→ To do
Reproduce the lines below from the one that contains "Convert this screenshot" through the end, inclusive, and add nothing.

* Start *

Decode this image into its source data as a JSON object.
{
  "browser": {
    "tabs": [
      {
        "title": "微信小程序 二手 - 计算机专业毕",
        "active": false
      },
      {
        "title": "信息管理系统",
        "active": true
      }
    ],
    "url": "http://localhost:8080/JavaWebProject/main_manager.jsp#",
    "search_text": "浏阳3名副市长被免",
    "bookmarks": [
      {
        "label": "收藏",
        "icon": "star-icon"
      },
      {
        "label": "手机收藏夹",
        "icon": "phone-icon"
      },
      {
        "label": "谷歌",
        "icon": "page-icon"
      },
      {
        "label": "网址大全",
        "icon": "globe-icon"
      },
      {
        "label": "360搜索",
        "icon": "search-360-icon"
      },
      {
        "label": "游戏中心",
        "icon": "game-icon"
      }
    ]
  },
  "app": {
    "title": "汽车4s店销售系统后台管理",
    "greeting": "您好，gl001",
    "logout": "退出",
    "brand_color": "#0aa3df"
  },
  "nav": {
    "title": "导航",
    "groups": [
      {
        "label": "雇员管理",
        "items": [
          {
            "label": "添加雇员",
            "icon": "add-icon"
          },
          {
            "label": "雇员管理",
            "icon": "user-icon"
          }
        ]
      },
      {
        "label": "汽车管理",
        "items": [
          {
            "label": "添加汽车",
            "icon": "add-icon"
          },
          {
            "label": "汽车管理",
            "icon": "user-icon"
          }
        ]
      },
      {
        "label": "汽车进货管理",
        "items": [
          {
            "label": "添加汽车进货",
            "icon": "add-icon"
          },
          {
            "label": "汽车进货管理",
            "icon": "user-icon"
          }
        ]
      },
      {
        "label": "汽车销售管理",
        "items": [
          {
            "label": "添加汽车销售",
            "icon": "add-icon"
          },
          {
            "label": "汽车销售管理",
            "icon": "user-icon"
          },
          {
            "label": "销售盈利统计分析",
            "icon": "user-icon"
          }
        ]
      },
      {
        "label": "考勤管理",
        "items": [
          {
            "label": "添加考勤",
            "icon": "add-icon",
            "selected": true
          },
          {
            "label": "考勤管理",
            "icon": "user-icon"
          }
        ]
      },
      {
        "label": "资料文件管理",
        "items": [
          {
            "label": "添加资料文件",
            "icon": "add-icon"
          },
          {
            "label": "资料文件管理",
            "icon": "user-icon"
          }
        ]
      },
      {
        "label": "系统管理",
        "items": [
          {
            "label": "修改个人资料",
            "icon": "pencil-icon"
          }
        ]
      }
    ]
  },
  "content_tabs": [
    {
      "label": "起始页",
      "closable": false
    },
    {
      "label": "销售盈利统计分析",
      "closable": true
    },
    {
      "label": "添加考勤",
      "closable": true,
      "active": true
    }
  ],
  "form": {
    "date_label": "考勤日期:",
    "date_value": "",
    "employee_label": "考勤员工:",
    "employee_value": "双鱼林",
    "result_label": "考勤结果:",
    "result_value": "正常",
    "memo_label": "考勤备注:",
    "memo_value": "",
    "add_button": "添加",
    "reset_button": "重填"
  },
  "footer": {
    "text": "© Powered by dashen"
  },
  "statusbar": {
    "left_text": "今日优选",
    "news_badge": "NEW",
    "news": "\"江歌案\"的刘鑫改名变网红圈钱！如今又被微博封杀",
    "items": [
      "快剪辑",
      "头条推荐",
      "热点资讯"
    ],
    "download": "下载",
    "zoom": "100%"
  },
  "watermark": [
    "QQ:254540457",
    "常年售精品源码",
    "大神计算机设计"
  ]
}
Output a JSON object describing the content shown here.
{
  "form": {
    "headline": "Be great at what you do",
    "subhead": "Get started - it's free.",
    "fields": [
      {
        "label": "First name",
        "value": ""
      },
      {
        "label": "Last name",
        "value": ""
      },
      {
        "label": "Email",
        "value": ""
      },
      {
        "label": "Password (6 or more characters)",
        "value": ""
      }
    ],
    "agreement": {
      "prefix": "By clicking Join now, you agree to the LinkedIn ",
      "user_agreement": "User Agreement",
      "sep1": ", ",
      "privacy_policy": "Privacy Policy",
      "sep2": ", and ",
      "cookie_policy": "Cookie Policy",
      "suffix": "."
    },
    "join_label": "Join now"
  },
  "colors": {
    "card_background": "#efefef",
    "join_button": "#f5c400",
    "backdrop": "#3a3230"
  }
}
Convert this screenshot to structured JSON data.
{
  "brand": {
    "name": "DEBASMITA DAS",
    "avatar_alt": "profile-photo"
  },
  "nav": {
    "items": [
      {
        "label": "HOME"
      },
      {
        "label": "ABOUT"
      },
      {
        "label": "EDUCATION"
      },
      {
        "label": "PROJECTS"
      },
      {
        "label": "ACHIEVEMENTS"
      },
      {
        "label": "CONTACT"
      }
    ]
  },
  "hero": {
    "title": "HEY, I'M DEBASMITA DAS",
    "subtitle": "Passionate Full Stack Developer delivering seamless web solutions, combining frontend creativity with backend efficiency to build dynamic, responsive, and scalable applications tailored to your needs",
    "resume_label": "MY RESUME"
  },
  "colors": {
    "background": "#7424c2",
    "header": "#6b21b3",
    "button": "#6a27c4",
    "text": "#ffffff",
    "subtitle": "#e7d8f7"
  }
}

* End *

→ Task output
Convert this screenshot to structured JSON data.
{
  "brand": {
    "name": "DEBASMITA DAS",
    "avatar_alt": "profile-photo"
  },
  "nav": {
    "items": [
      {
        "label": "HOME"
      },
      {
        "label": "ABOUT"
      },
      {
        "label": "EDUCATION"
      },
      {
        "label": "PROJECTS"
      },
      {
        "label": "ACHIEVEMENTS"
      },
      {
        "label": "CONTACT"
      }
    ]
  },
  "hero": {
    "title": "HEY, I'M DEBASMITA DAS",
    "subtitle": "Passionate Full Stack Developer delivering seamless web solutions, combining frontend creativity with backend efficiency to build dynamic, responsive, and scalable applications tailored to your needs",
    "resume_label": "MY RESUME"
  },
  "colors": {
    "background": "#7424c2",
    "header": "#6b21b3",
    "button": "#6a27c4",
    "text": "#ffffff",
    "subtitle": "#e7d8f7"
  }
}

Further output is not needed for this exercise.